- [What you have to do]
Copy all lines holding the word "JSON" from the entries.

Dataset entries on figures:
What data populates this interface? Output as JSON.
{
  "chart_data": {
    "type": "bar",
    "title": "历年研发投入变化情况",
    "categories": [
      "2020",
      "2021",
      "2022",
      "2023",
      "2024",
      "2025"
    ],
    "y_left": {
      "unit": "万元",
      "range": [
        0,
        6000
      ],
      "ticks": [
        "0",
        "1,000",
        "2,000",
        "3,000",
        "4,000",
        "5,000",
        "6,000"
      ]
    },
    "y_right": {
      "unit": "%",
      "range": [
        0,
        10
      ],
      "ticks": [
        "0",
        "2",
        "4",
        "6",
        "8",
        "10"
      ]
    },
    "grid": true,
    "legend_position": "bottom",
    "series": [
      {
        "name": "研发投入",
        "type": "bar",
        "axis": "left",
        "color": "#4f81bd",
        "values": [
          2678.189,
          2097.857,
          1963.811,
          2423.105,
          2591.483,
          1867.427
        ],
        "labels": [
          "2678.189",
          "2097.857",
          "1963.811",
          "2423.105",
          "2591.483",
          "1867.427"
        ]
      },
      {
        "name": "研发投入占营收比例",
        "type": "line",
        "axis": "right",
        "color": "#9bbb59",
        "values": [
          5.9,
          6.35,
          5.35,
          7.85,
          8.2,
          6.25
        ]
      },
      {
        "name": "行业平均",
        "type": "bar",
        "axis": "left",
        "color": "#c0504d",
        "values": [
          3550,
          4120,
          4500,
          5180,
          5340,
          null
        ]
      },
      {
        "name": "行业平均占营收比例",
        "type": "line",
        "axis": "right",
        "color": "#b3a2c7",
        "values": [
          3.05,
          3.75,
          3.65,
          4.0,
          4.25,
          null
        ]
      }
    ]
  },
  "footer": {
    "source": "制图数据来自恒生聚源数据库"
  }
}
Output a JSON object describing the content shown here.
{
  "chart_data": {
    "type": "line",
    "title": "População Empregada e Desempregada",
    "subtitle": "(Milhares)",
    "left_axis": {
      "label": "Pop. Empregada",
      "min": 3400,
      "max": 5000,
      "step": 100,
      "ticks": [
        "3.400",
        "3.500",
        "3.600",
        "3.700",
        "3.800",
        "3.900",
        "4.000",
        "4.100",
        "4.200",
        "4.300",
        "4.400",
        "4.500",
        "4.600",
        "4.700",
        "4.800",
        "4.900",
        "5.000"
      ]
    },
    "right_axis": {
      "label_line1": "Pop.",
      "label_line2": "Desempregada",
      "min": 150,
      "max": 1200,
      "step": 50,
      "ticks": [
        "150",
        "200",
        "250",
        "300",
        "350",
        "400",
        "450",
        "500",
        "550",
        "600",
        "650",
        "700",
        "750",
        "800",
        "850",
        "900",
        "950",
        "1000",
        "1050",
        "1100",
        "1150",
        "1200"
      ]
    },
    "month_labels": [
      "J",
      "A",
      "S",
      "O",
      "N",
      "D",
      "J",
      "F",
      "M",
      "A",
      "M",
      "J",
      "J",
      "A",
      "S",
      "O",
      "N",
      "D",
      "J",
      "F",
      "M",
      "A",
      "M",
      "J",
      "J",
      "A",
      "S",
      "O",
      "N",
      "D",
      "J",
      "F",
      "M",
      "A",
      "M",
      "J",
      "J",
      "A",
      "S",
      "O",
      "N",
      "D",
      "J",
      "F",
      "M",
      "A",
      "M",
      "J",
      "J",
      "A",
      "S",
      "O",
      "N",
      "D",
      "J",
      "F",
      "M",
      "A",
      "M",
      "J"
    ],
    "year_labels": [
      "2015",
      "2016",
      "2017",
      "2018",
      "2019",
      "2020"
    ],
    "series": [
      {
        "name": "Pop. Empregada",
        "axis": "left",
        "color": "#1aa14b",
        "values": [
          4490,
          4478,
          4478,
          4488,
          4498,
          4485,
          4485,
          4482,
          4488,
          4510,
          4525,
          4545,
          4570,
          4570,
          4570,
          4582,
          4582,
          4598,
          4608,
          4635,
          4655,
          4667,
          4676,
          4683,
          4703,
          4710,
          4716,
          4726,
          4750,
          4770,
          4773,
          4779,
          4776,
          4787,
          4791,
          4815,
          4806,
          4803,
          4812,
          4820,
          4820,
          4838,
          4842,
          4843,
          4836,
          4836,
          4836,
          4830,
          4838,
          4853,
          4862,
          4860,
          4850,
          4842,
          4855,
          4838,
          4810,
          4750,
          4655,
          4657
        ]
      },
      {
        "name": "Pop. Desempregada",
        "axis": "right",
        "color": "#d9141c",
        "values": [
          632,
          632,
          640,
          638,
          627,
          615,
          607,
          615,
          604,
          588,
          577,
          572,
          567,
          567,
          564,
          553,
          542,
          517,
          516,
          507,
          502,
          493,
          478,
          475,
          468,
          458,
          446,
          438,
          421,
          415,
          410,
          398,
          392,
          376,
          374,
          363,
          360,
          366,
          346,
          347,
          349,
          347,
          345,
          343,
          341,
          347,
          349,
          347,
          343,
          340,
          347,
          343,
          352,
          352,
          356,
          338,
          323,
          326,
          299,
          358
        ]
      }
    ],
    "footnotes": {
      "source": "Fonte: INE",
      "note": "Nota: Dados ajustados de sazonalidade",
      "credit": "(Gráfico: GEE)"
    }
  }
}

- [Result below]
What data populates this interface? Output as JSON.
Output a JSON object describing the content shown here.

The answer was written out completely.